RECORD EXCERPTS =>
** Start **
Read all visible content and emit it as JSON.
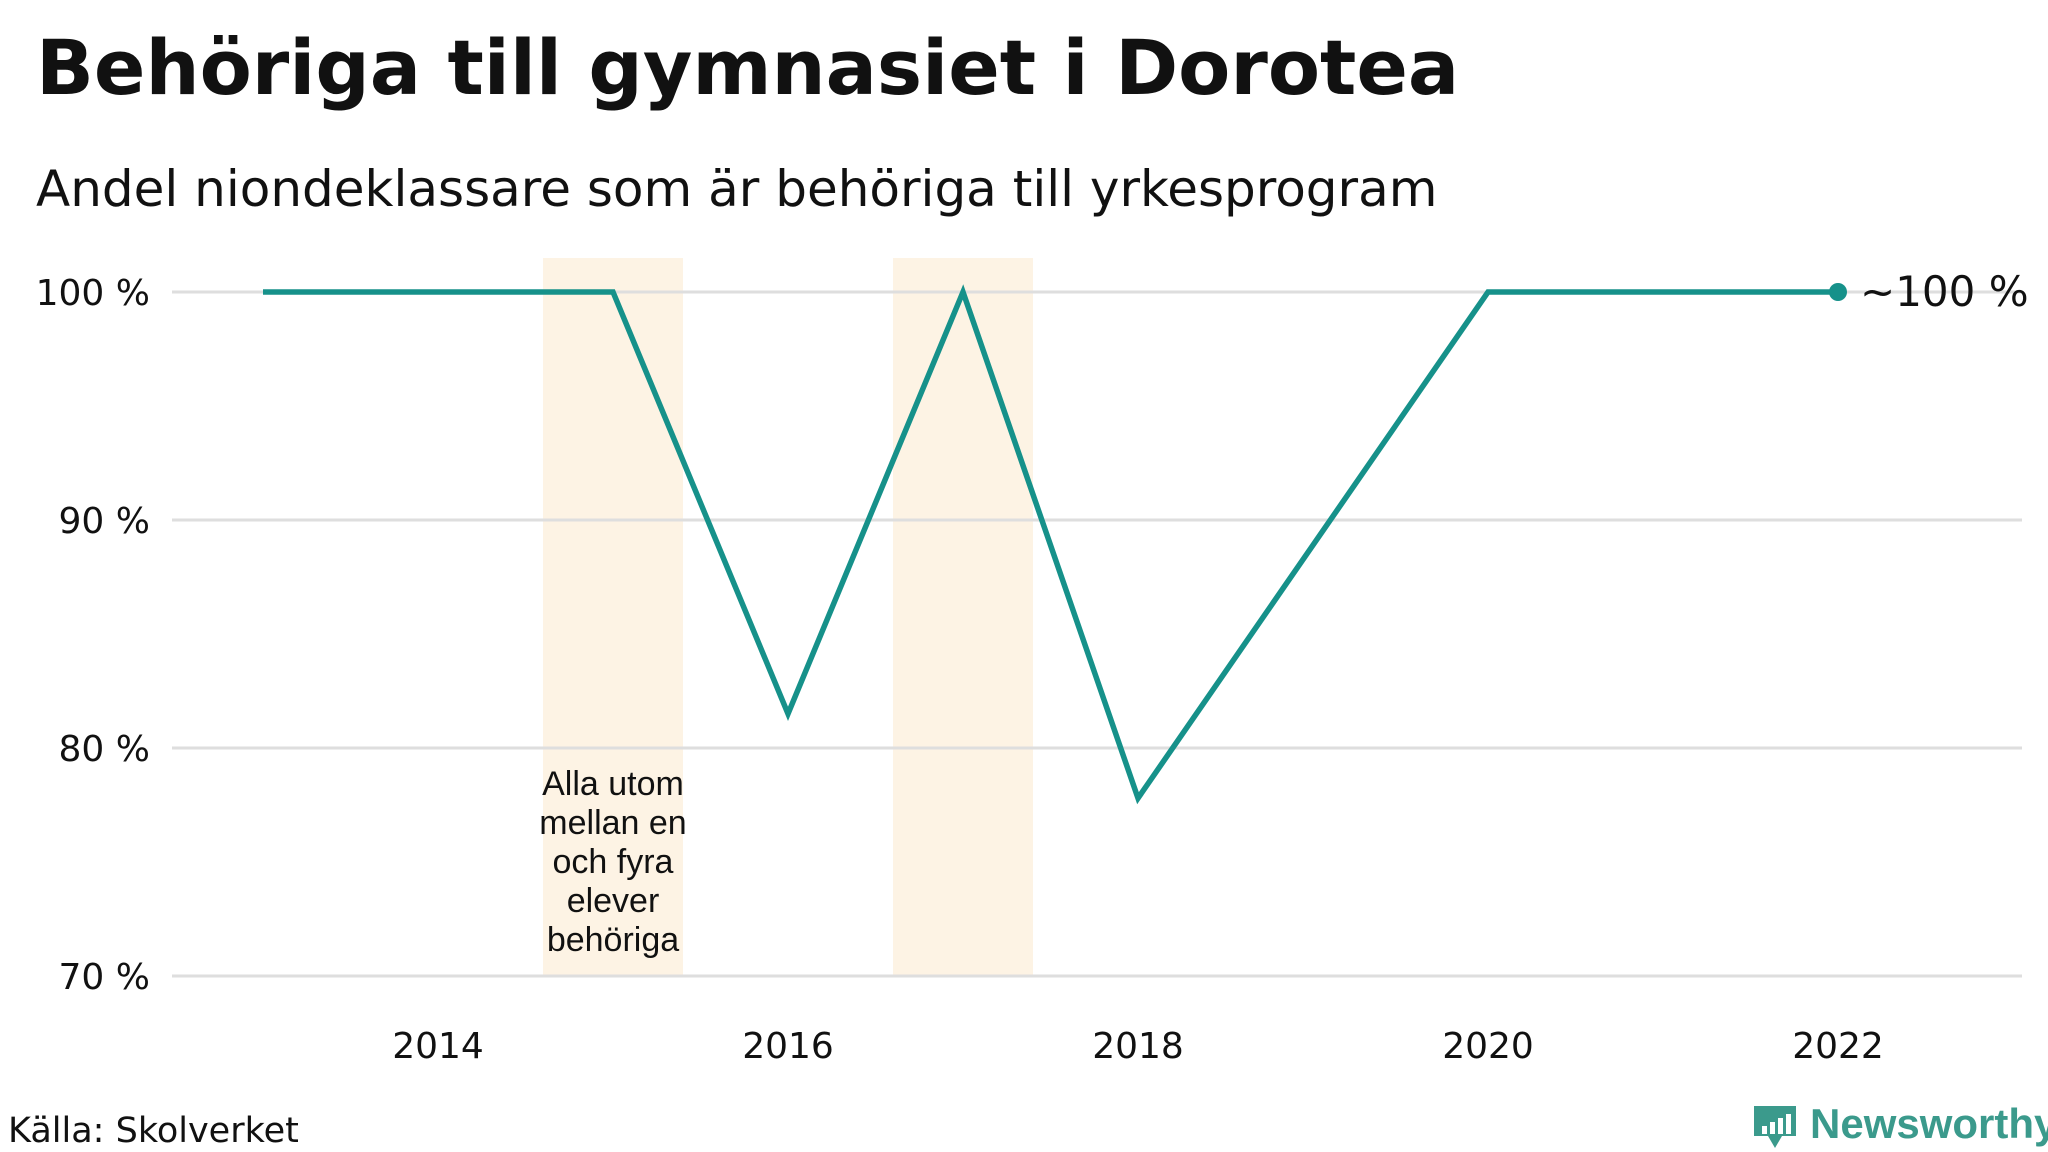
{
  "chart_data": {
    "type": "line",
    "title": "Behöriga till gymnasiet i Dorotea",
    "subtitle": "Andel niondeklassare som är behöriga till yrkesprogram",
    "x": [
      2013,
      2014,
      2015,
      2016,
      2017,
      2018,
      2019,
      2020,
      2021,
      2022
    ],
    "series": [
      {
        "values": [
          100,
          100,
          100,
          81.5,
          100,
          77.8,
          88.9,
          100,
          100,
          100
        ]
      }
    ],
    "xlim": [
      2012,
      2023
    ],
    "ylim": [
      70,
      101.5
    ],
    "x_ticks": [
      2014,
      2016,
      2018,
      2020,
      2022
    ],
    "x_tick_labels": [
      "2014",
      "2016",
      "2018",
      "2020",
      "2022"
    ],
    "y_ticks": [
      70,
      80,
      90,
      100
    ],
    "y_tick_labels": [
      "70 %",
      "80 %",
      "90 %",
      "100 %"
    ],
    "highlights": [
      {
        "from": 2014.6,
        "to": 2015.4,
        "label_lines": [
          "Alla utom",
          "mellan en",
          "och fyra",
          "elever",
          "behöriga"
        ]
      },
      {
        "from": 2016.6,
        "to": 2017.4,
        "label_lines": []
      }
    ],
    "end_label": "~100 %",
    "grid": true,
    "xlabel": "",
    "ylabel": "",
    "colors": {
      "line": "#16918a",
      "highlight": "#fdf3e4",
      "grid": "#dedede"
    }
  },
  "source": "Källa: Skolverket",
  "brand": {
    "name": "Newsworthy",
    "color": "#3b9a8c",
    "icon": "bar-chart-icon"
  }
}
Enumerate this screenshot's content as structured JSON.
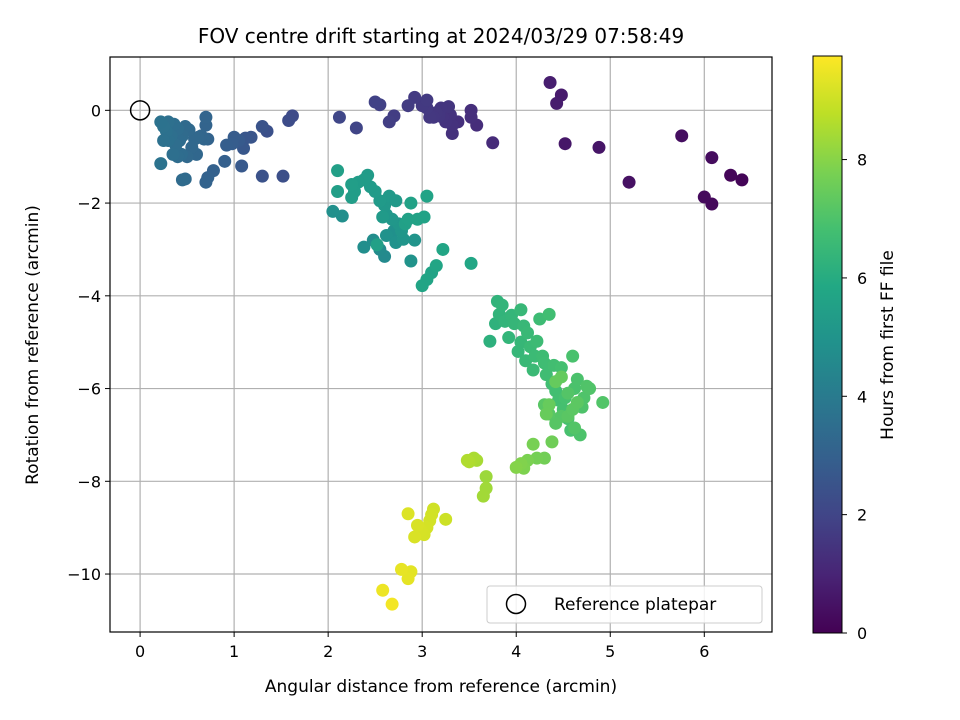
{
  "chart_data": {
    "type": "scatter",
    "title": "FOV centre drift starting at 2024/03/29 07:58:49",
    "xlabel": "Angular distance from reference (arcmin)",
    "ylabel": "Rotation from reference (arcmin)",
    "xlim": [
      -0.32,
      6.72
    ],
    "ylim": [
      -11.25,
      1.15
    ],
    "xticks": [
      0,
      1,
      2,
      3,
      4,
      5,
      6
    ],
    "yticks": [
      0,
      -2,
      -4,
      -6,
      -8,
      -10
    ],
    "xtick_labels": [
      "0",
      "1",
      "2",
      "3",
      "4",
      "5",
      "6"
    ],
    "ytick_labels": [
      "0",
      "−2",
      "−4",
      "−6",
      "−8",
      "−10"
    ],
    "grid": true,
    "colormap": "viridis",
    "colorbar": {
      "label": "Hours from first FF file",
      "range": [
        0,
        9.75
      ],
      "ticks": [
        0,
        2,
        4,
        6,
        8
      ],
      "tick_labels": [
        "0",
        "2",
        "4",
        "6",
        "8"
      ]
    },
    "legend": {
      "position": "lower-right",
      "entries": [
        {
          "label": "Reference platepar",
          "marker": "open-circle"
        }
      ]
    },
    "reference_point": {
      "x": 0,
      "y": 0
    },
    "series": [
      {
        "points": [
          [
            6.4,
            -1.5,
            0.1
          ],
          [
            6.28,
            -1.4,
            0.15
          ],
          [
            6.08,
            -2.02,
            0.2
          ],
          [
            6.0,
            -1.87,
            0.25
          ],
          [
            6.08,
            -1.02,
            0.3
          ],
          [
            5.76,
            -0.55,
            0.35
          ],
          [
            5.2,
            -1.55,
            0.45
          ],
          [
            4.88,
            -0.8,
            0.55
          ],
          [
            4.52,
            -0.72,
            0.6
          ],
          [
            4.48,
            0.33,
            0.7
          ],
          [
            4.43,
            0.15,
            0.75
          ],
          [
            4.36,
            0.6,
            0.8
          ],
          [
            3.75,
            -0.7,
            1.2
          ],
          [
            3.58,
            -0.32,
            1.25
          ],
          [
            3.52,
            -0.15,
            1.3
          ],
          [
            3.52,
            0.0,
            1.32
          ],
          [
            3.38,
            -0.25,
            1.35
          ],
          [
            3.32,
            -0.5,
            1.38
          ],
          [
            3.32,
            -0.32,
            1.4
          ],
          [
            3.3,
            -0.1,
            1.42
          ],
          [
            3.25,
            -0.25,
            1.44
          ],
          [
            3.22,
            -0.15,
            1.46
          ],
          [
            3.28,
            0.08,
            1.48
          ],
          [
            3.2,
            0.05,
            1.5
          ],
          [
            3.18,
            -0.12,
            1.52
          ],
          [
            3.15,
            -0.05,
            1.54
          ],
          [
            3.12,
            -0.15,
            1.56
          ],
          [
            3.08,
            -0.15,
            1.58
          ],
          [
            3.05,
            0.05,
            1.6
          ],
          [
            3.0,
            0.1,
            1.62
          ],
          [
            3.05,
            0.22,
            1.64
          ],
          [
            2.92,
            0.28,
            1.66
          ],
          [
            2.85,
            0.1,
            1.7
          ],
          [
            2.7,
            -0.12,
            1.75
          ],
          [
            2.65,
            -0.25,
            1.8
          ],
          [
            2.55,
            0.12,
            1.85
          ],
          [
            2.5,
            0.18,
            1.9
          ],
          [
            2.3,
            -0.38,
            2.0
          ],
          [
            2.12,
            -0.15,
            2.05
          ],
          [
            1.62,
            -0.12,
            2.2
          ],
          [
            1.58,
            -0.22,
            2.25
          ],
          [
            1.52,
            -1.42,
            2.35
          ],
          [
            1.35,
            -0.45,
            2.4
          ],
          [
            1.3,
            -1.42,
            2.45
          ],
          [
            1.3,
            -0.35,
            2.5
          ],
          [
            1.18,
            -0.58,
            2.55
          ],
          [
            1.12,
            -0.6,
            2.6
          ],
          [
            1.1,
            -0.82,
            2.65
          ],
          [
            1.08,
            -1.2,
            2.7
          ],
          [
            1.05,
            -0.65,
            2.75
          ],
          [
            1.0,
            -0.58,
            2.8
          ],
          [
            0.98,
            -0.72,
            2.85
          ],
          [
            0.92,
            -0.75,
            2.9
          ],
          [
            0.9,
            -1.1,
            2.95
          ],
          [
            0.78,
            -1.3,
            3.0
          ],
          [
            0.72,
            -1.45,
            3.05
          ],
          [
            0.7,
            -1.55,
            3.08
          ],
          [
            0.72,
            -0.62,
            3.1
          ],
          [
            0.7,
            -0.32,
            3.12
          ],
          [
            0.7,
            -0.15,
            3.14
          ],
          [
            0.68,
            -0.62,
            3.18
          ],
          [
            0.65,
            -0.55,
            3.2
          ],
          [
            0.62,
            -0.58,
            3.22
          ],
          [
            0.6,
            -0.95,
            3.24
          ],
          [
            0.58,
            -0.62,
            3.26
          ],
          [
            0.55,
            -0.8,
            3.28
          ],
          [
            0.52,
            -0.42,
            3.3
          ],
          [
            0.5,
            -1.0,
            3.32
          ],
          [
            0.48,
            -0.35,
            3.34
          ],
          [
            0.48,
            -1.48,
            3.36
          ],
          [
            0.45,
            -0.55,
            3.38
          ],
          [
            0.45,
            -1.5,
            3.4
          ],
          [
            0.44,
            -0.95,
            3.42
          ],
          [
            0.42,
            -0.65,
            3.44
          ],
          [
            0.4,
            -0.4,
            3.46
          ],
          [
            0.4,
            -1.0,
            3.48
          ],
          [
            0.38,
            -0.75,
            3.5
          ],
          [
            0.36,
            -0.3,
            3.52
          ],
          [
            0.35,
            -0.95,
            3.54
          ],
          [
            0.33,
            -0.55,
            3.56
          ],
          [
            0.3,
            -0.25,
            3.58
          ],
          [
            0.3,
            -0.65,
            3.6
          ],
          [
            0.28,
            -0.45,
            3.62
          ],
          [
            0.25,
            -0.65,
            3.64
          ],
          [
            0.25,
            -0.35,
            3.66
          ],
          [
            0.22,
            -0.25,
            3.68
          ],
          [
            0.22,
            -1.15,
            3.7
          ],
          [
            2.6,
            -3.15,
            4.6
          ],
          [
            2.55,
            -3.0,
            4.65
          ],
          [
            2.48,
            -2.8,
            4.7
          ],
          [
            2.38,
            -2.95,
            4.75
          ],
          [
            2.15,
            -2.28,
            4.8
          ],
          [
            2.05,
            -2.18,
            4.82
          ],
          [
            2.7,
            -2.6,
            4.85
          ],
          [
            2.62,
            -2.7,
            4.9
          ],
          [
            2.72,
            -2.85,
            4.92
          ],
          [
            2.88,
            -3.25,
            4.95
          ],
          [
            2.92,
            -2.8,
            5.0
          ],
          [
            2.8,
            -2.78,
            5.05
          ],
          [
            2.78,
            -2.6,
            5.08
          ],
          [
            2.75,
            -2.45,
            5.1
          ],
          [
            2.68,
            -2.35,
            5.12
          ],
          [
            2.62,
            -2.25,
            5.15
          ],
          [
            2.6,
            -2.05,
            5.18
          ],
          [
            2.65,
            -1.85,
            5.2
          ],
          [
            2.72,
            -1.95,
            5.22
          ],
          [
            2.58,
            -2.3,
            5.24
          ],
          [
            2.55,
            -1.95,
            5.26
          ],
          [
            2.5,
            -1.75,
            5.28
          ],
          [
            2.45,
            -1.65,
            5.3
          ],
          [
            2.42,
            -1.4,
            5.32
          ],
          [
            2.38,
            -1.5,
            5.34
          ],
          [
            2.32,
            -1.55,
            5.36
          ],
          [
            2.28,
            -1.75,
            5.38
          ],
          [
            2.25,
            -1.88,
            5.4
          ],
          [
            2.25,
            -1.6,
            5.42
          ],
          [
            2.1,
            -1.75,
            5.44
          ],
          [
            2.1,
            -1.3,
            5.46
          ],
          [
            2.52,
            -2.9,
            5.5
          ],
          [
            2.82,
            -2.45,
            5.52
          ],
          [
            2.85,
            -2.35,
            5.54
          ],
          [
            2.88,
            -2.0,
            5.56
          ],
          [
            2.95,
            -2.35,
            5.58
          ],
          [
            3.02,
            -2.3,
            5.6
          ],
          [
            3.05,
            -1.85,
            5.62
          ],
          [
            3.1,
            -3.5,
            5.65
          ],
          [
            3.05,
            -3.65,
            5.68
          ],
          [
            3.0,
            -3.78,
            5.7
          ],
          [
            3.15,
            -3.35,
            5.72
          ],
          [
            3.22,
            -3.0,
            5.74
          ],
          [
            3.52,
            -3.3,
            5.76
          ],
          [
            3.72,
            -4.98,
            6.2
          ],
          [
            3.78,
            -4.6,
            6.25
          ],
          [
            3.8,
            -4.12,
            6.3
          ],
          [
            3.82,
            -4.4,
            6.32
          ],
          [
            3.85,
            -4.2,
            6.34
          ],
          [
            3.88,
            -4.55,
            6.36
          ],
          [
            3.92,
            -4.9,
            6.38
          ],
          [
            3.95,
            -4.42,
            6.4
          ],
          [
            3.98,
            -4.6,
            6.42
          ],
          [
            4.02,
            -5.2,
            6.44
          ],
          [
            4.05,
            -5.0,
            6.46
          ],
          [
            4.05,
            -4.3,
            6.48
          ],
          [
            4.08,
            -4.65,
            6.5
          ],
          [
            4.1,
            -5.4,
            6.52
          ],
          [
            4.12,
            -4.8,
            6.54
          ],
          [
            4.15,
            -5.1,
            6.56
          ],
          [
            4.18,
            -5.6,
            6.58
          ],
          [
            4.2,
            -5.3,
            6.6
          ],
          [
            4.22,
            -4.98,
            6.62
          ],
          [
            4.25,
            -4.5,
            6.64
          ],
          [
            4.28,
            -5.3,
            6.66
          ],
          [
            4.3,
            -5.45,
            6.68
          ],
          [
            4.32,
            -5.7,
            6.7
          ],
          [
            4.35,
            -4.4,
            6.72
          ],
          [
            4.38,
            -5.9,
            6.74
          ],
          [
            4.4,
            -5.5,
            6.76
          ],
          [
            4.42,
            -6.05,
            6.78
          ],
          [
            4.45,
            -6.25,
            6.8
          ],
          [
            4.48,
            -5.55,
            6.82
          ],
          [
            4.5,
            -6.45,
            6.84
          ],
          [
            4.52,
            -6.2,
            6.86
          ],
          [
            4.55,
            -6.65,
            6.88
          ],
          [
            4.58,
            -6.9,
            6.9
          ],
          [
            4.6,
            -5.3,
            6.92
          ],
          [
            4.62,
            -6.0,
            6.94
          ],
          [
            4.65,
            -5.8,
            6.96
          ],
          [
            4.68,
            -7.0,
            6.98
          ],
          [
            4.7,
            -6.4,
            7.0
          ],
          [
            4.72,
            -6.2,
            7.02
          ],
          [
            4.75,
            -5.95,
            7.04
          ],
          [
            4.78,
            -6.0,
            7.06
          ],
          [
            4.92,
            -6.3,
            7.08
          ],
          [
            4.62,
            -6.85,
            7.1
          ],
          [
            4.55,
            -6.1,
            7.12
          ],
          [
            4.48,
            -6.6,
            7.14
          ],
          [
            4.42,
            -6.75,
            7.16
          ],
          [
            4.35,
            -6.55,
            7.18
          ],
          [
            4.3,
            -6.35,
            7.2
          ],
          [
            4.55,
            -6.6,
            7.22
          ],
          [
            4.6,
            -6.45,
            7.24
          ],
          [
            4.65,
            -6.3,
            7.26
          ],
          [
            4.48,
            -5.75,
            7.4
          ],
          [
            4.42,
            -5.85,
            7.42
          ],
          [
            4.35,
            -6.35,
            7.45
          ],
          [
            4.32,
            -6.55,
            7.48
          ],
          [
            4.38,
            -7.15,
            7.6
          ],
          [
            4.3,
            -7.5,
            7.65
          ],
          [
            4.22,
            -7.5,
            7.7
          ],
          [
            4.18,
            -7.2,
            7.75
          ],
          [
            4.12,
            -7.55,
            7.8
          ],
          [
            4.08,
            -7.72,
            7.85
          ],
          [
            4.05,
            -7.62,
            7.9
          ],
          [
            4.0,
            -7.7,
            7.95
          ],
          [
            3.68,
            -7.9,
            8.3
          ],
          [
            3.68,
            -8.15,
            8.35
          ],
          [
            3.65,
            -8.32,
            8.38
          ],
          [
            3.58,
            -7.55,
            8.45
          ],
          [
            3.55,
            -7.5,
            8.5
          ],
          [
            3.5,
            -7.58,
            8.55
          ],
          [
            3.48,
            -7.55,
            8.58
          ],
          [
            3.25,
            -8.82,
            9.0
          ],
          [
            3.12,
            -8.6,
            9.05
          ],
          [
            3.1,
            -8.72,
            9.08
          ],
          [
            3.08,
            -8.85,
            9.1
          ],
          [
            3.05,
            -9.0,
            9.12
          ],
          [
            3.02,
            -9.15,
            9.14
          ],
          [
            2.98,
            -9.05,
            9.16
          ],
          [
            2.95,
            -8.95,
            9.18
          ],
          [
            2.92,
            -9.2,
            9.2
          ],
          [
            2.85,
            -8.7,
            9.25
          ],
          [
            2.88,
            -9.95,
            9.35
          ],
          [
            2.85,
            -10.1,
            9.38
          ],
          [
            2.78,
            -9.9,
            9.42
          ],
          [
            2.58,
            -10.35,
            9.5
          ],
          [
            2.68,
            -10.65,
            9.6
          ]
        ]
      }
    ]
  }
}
** End **
Show every line in the entries where the string "xlabel" occurs.

    "xlabel": "",
    "xlabel": "Angular distance from reference (arcmin)",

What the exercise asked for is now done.